* begin DATA FOR THIS EXERCISE *

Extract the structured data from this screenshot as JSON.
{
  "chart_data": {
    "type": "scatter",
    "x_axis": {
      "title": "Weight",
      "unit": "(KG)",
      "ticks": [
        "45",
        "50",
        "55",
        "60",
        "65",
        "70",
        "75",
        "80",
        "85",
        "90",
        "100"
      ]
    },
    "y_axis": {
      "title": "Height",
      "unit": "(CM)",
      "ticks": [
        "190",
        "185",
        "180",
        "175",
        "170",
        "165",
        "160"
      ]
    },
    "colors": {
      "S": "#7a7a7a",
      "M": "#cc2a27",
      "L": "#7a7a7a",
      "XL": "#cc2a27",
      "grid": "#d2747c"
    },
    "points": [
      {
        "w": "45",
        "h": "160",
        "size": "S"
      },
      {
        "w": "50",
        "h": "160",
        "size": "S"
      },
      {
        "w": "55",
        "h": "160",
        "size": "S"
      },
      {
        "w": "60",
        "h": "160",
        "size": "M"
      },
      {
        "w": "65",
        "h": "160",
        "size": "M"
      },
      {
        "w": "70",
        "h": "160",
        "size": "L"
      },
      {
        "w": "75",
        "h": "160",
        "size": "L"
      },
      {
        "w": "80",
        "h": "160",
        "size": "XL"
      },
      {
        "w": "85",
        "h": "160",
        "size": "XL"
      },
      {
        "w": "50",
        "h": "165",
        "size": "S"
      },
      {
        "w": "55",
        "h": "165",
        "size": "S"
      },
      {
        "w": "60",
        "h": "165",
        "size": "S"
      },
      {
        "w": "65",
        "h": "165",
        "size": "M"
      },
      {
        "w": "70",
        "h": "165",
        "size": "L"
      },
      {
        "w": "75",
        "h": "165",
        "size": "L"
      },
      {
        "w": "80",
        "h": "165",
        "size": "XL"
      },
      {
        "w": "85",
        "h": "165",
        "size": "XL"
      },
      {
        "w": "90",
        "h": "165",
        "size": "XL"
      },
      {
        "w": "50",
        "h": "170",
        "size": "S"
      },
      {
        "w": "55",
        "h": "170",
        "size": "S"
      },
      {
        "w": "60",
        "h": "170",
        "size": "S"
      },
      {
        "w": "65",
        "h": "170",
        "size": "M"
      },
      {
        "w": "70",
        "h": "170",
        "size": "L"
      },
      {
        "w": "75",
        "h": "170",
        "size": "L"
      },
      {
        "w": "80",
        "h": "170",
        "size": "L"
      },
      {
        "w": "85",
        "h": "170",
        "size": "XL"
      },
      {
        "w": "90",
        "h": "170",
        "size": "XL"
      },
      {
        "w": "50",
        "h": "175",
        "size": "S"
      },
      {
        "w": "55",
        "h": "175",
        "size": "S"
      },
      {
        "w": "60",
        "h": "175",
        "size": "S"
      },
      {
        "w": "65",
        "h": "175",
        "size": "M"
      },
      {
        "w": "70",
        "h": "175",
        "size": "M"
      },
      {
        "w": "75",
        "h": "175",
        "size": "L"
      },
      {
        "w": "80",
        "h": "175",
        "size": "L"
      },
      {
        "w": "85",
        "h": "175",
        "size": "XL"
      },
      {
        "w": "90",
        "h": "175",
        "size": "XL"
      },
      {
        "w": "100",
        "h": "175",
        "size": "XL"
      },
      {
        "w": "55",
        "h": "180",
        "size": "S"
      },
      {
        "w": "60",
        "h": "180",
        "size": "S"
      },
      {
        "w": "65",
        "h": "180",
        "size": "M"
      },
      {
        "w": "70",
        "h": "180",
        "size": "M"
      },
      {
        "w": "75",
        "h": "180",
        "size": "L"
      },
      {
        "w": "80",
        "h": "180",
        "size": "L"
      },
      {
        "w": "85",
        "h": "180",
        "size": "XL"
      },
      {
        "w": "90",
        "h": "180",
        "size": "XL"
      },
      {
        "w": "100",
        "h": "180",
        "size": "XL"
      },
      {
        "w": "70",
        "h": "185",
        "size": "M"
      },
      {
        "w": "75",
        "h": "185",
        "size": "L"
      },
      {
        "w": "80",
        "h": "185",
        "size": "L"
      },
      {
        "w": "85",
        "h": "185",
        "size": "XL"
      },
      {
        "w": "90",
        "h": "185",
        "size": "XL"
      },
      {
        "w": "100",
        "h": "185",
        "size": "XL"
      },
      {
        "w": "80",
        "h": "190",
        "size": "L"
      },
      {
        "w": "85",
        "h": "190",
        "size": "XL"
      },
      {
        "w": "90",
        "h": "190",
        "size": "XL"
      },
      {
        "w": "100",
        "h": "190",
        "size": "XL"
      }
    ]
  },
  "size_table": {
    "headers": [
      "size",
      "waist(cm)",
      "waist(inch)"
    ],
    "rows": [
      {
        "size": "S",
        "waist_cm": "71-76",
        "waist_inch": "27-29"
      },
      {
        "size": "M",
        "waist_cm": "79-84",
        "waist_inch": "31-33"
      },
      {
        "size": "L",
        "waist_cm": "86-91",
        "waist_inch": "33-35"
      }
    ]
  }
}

* end DATA FOR THIS EXERCISE *

**WORK TO DO:** Nothing should be left out: repeat all of the data exactly.

**CORRECT ANSWER:**
Extract the structured data from this screenshot as JSON.
{
  "chart_data": {
    "type": "scatter",
    "x_axis": {
      "title": "Weight",
      "unit": "(KG)",
      "ticks": [
        "45",
        "50",
        "55",
        "60",
        "65",
        "70",
        "75",
        "80",
        "85",
        "90",
        "100"
      ]
    },
    "y_axis": {
      "title": "Height",
      "unit": "(CM)",
      "ticks": [
        "190",
        "185",
        "180",
        "175",
        "170",
        "165",
        "160"
      ]
    },
    "colors": {
      "S": "#7a7a7a",
      "M": "#cc2a27",
      "L": "#7a7a7a",
      "XL": "#cc2a27",
      "grid": "#d2747c"
    },
    "points": [
      {
        "w": "45",
        "h": "160",
        "size": "S"
      },
      {
        "w": "50",
        "h": "160",
        "size": "S"
      },
      {
        "w": "55",
        "h": "160",
        "size": "S"
      },
      {
        "w": "60",
        "h": "160",
        "size": "M"
      },
      {
        "w": "65",
        "h": "160",
        "size": "M"
      },
      {
        "w": "70",
        "h": "160",
        "size": "L"
      },
      {
        "w": "75",
        "h": "160",
        "size": "L"
      },
      {
        "w": "80",
        "h": "160",
        "size": "XL"
      },
      {
        "w": "85",
        "h": "160",
        "size": "XL"
      },
      {
        "w": "50",
        "h": "165",
        "size": "S"
      },
      {
        "w": "55",
        "h": "165",
        "size": "S"
      },
      {
        "w": "60",
        "h": "165",
        "size": "S"
      },
      {
        "w": "65",
        "h": "165",
        "size": "M"
      },
      {
        "w": "70",
        "h": "165",
        "size": "L"
      },
      {
        "w": "75",
        "h": "165",
        "size": "L"
      },
      {
        "w": "80",
        "h": "165",
        "size": "XL"
      },
      {
        "w": "85",
        "h": "165",
        "size": "XL"
      },
      {
        "w": "90",
        "h": "165",
        "size": "XL"
      },
      {
        "w": "50",
        "h": "170",
        "size": "S"
      },
      {
        "w": "55",
        "h": "170",
        "size": "S"
      },
      {
        "w": "60",
        "h": "170",
        "size": "S"
      },
      {
        "w": "65",
        "h": "170",
        "size": "M"
      },
      {
        "w": "70",
        "h": "170",
        "size": "L"
      },
      {
        "w": "75",
        "h": "170",
        "size": "L"
      },
      {
        "w": "80",
        "h": "170",
        "size": "L"
      },
      {
        "w": "85",
        "h": "170",
        "size": "XL"
      },
      {
        "w": "90",
        "h": "170",
        "size": "XL"
      },
      {
        "w": "50",
        "h": "175",
        "size": "S"
      },
      {
        "w": "55",
        "h": "175",
        "size": "S"
      },
      {
        "w": "60",
        "h": "175",
        "size": "S"
      },
      {
        "w": "65",
        "h": "175",
        "size": "M"
      },
      {
        "w": "70",
        "h": "175",
        "size": "M"
      },
      {
        "w": "75",
        "h": "175",
        "size": "L"
      },
      {
        "w": "80",
        "h": "175",
        "size": "L"
      },
      {
        "w": "85",
        "h": "175",
        "size": "XL"
      },
      {
        "w": "90",
        "h": "175",
        "size": "XL"
      },
      {
        "w": "100",
        "h": "175",
        "size": "XL"
      },
      {
        "w": "55",
        "h": "180",
        "size": "S"
      },
      {
        "w": "60",
        "h": "180",
        "size": "S"
      },
      {
        "w": "65",
        "h": "180",
        "size": "M"
      },
      {
        "w": "70",
        "h": "180",
        "size": "M"
      },
      {
        "w": "75",
        "h": "180",
        "size": "L"
      },
      {
        "w": "80",
        "h": "180",
        "size": "L"
      },
      {
        "w": "85",
        "h": "180",
        "size": "XL"
      },
      {
        "w": "90",
        "h": "180",
        "size": "XL"
      },
      {
        "w": "100",
        "h": "180",
        "size": "XL"
      },
      {
        "w": "70",
        "h": "185",
        "size": "M"
      },
      {
        "w": "75",
        "h": "185",
        "size": "L"
      },
      {
        "w": "80",
        "h": "185",
        "size": "L"
      },
      {
        "w": "85",
        "h": "185",
        "size": "XL"
      },
      {
        "w": "90",
        "h": "185",
        "size": "XL"
      },
      {
        "w": "100",
        "h": "185",
        "size": "XL"
      },
      {
        "w": "80",
        "h": "190",
        "size": "L"
      },
      {
        "w": "85",
        "h": "190",
        "size": "XL"
      },
      {
        "w": "90",
        "h": "190",
        "size": "XL"
      },
      {
        "w": "100",
        "h": "190",
        "size": "XL"
      }
    ]
  },
  "size_table": {
    "headers": [
      "size",
      "waist(cm)",
      "waist(inch)"
    ],
    "rows": [
      {
        "size": "S",
        "waist_cm": "71-76",
        "waist_inch": "27-29"
      },
      {
        "size": "M",
        "waist_cm": "79-84",
        "waist_inch": "31-33"
      },
      {
        "size": "L",
        "waist_cm": "86-91",
        "waist_inch": "33-35"
      }
    ]
  }
}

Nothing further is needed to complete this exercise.